Task requirements:
Select every line containing the word "category" from the material, and copy those lines.

[start Task data]

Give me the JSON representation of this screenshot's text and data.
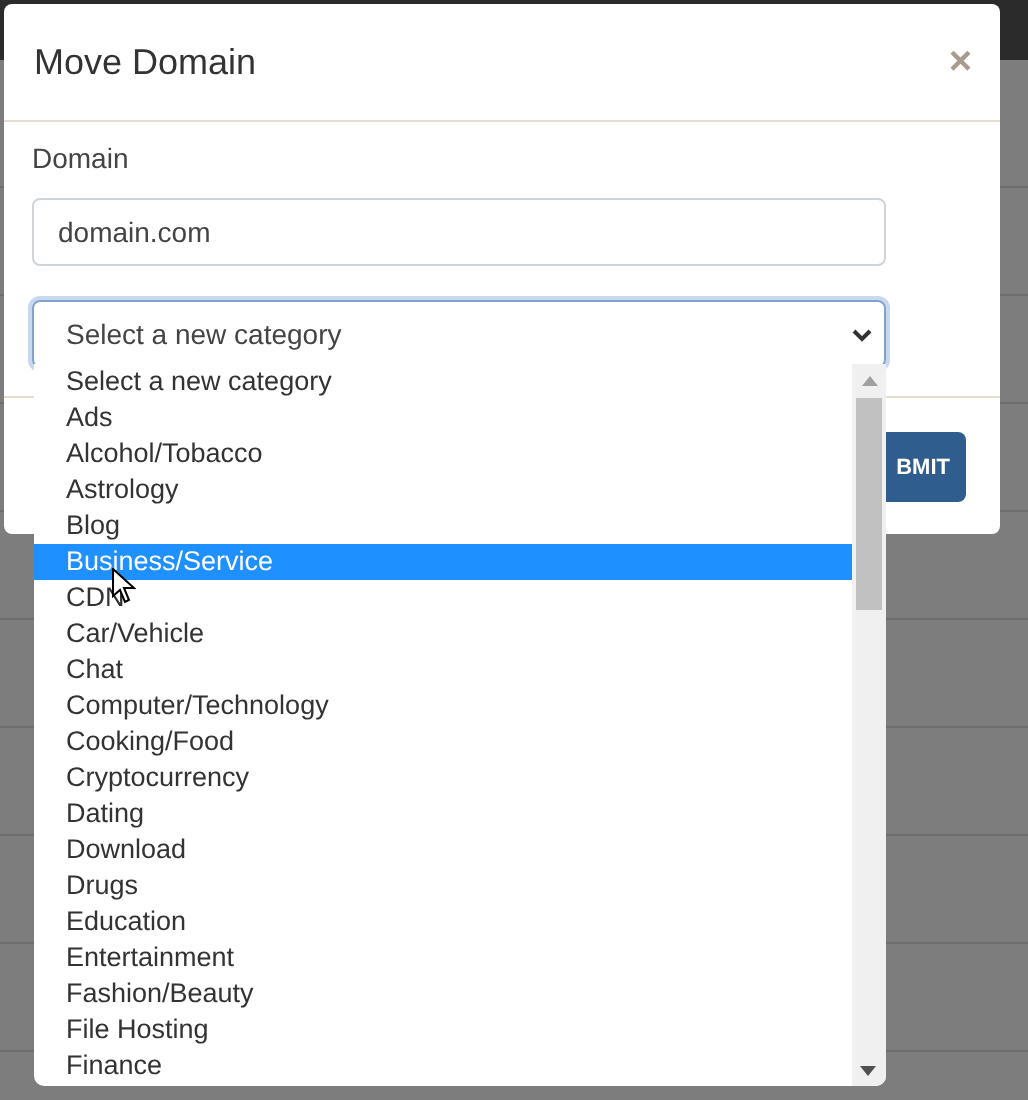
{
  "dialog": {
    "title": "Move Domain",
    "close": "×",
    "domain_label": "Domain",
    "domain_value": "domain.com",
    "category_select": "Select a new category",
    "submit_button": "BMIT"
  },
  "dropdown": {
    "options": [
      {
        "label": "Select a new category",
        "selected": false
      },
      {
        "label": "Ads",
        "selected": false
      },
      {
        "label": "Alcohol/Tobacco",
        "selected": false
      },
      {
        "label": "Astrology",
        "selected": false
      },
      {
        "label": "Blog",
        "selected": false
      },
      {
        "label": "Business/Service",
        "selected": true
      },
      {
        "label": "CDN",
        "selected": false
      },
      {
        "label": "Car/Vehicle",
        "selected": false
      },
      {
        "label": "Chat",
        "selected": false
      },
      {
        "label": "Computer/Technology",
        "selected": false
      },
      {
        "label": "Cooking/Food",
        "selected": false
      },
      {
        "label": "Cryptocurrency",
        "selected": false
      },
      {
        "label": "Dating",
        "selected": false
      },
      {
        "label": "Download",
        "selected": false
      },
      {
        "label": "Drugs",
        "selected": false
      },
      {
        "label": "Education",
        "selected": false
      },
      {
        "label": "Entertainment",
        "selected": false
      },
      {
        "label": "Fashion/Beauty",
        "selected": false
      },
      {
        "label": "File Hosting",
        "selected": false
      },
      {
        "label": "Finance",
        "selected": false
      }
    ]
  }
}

[end Task data]

Response:
    "category_select": "Select a new category",
        "label": "Select a new category",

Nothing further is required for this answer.